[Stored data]
------------------------------------
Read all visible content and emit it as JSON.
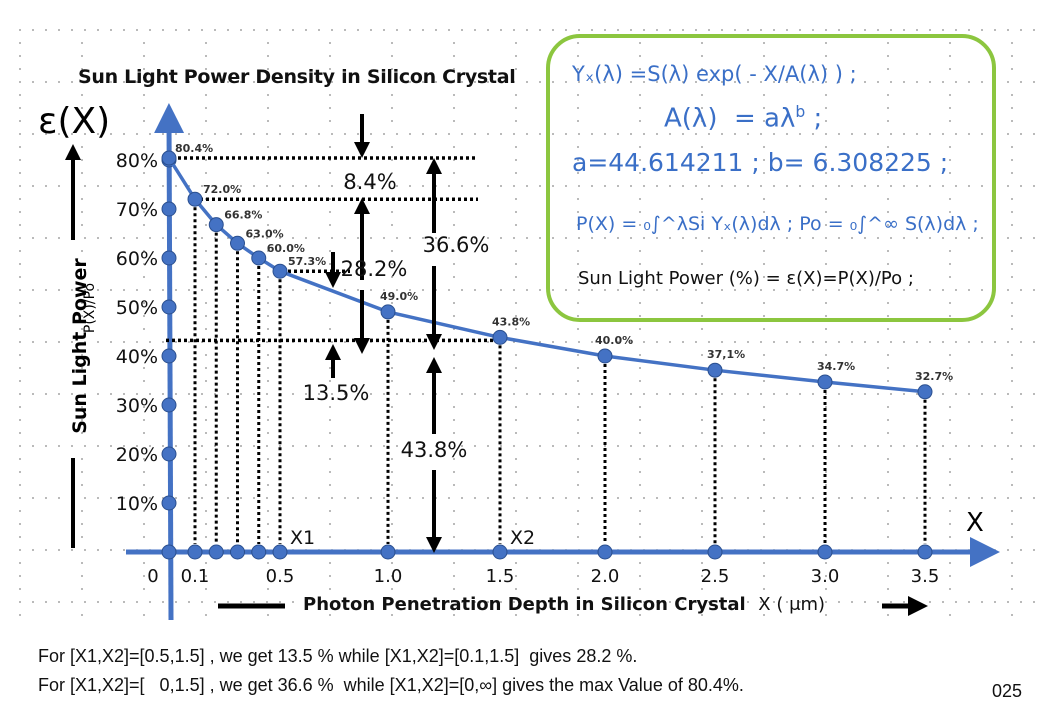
{
  "chart_data": {
    "type": "line",
    "title": "Sun Light Power Density in Silicon Crystal",
    "ylabel_symbol": "ε(X)",
    "ylabel": "Sun Light Power",
    "ylabel_sub": "P(X)/Po",
    "xlabel": "Photon Penetration Depth in Silicon Crystal",
    "xlabel_unit": "X ( μm)",
    "x_axis_symbol": "X",
    "x_ticks": [
      "0",
      "0.1",
      "0.5",
      "1.0",
      "1.5",
      "2.0",
      "2.5",
      "3.0",
      "3.5"
    ],
    "y_ticks": [
      "10%",
      "20%",
      "30%",
      "40%",
      "50%",
      "60%",
      "70%",
      "80%"
    ],
    "ylim": [
      0,
      85
    ],
    "xlim": [
      0,
      3.7
    ],
    "grid": "dotted",
    "series": [
      {
        "name": "ε(X)",
        "color": "#4472c4",
        "x": [
          0,
          0.1,
          0.2,
          0.3,
          0.4,
          0.5,
          1.0,
          1.5,
          2.0,
          2.5,
          3.0,
          3.5
        ],
        "y": [
          80.4,
          72.0,
          66.8,
          63.0,
          60.0,
          57.3,
          49.0,
          43.8,
          40.0,
          37.1,
          34.7,
          32.7
        ],
        "labels": [
          "80.4%",
          "72.0%",
          "66.8%",
          "63.0%",
          "60.0%",
          "57.3%",
          "49.0%",
          "43.8%",
          "40.0%",
          "37,1%",
          "34.7%",
          "32.7%"
        ]
      }
    ],
    "x_markers": [
      {
        "label": "X1",
        "x": 0.5
      },
      {
        "label": "X2",
        "x": 1.5
      }
    ],
    "annotations": [
      {
        "text": "8.4%",
        "from": 72.0,
        "to": 80.4
      },
      {
        "text": "28.2%",
        "from": 43.8,
        "to": 72.0
      },
      {
        "text": "13.5%",
        "from": 43.8,
        "to": 57.3
      },
      {
        "text": "36.6%",
        "from": 43.8,
        "to": 80.4
      },
      {
        "text": "43.8%",
        "from": 0,
        "to": 43.8
      }
    ]
  },
  "formulas": {
    "line1": "Yₓ(λ)  =S(λ) exp( - X/A(λ) ) ;",
    "line2_lhs": "A(λ)",
    "line2_rhs": "= aλ",
    "line2_exp": "b",
    "line2_end": " ;",
    "line3": "a=44.614211   ; b= 6.308225 ;",
    "line4": "P(X) = ₀∫^λSi Yₓ(λ)dλ ;  Po = ₀∫^∞ S(λ)dλ ;",
    "line5": "Sun Light Power (%) = ε(X)=P(X)/Po  ;"
  },
  "captions": [
    "For [X1,X2]=[0.5,1.5] , we get 13.5 % while [X1,X2]=[0.1,1.5]  gives 28.2 %.",
    "For [X1,X2]=[   0,1.5] , we get 36.6 %  while [X1,X2]=[0,∞] gives the max Value of 80.4%."
  ],
  "page_number": "025",
  "colors": {
    "curve": "#4472c4",
    "formula_text": "#3a6fc7",
    "formula_border": "#8cc63f"
  }
}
------------------------------------
** SET TASK **
Give only the count of lines in which the string "Light" appears.

** ANSWER FOR THIS EXERCISE **
3